--- BEGIN DATASET RECORDS ---

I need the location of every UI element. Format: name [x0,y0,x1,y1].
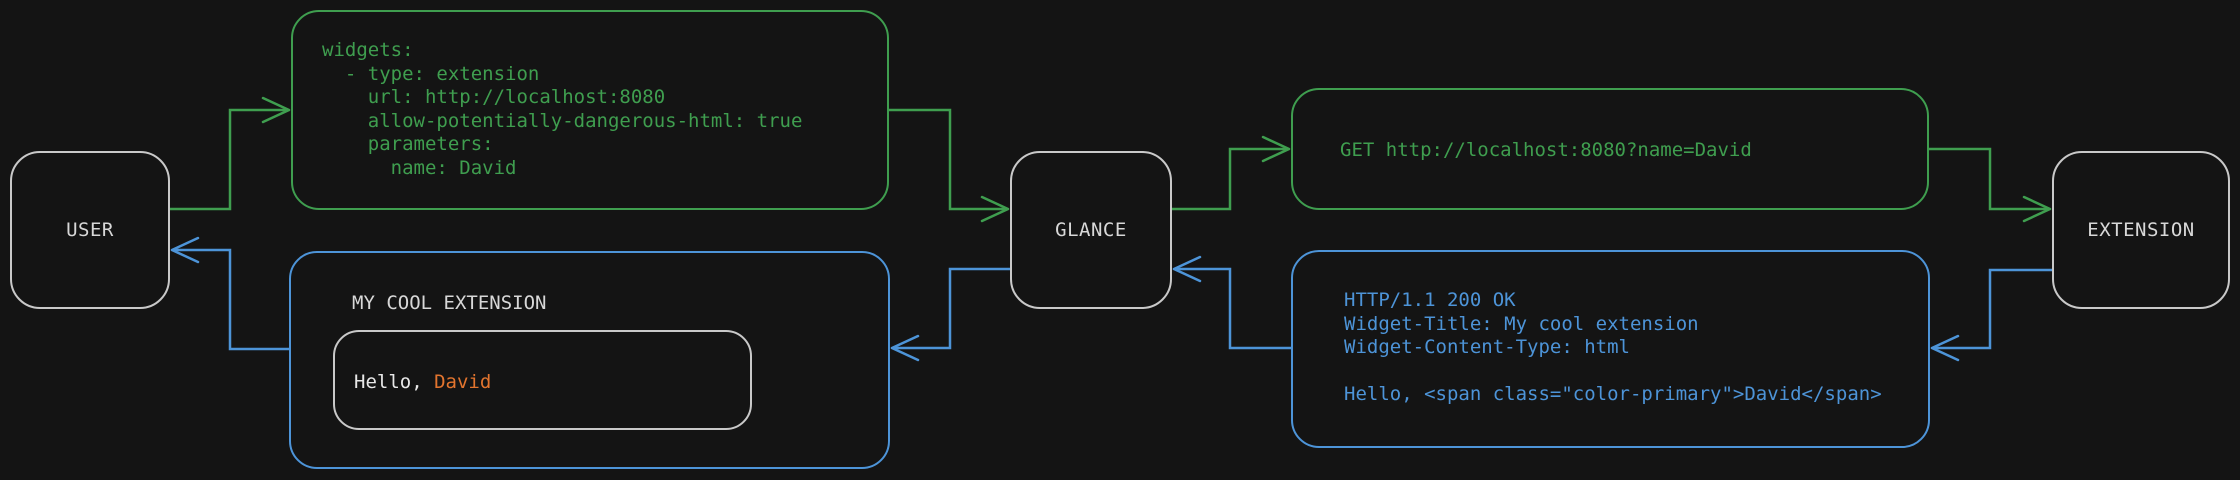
greeting-name: David [434,371,492,393]
arrow-response-to-glance [1172,255,1293,350]
greeting-prefix: Hello, [354,371,435,393]
yaml-config-code: widgets: - type: extension url: http://l… [322,39,803,179]
node-extension: EXTENSION [2052,151,2230,309]
yaml-config-box: widgets: - type: extension url: http://l… [291,10,889,210]
http-request-code: GET http://localhost:8080?name=David [1340,139,1752,161]
arrow-user-to-config [168,96,291,211]
arrow-extension-to-response [1930,268,2054,362]
arrow-config-to-glance [887,108,1010,223]
http-response-code: HTTP/1.1 200 OK Widget-Title: My cool ex… [1344,289,1882,405]
http-response-box: HTTP/1.1 200 OK Widget-Title: My cool ex… [1291,250,1930,448]
widget-greeting: Hello, David [354,371,491,393]
node-glance-label: GLANCE [1055,219,1127,241]
http-request-box: GET http://localhost:8080?name=David [1291,88,1929,210]
widget-preview-inner-box: Hello, David [333,330,752,430]
arrow-glance-to-preview [890,267,1012,362]
node-extension-label: EXTENSION [2087,219,2195,241]
arrow-glance-to-request [1170,135,1291,211]
widget-preview-title: MY COOL EXTENSION [352,292,547,314]
node-user: USER [10,151,170,309]
node-user-label: USER [66,219,114,241]
widget-preview-box: MY COOL EXTENSION Hello, David [289,251,890,469]
arrow-request-to-extension [1927,147,2052,223]
node-glance: GLANCE [1010,151,1172,309]
arrow-preview-to-user [170,236,291,351]
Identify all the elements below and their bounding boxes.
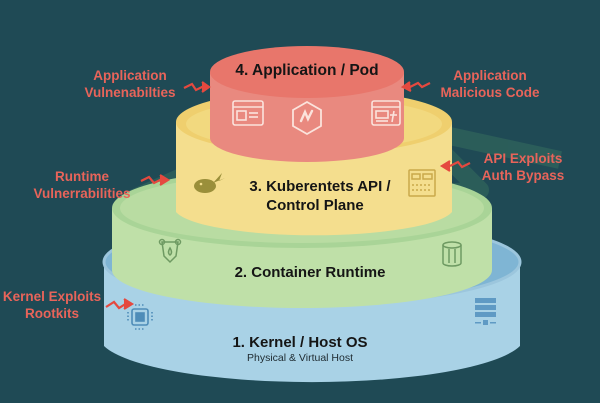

--- END DATASET RECORDS ---

INSTRUCTIONS FOR THE TASK: Reproduce all of the rows above verbatim, leaving out the pictures.

THE SOLUTION:
I need the location of every UI element. Format: name [x0,y0,x1,y1].
greeting-name: David [434,371,492,393]
arrow-response-to-glance [1172,255,1293,350]
greeting-prefix: Hello, [354,371,435,393]
yaml-config-code: widgets: - type: extension url: http://l… [322,39,803,179]
node-extension: EXTENSION [2052,151,2230,309]
yaml-config-box: widgets: - type: extension url: http://l… [291,10,889,210]
http-request-code: GET http://localhost:8080?name=David [1340,139,1752,161]
arrow-user-to-config [168,96,291,211]
arrow-extension-to-response [1930,268,2054,362]
arrow-config-to-glance [887,108,1010,223]
http-response-code: HTTP/1.1 200 OK Widget-Title: My cool ex… [1344,289,1882,405]
http-response-box: HTTP/1.1 200 OK Widget-Title: My cool ex… [1291,250,1930,448]
widget-greeting: Hello, David [354,371,491,393]
node-glance-label: GLANCE [1055,219,1127,241]
http-request-box: GET http://localhost:8080?name=David [1291,88,1929,210]
widget-preview-inner-box: Hello, David [333,330,752,430]
arrow-glance-to-preview [890,267,1012,362]
node-extension-label: EXTENSION [2087,219,2195,241]
arrow-glance-to-request [1170,135,1291,211]
widget-preview-title: MY COOL EXTENSION [352,292,547,314]
node-user: USER [10,151,170,309]
node-user-label: USER [66,219,114,241]
widget-preview-box: MY COOL EXTENSION Hello, David [289,251,890,469]
arrow-request-to-extension [1927,147,2052,223]
node-glance: GLANCE [1010,151,1172,309]
arrow-preview-to-user [170,236,291,351]
Identify all the elements below and their bounding boxes.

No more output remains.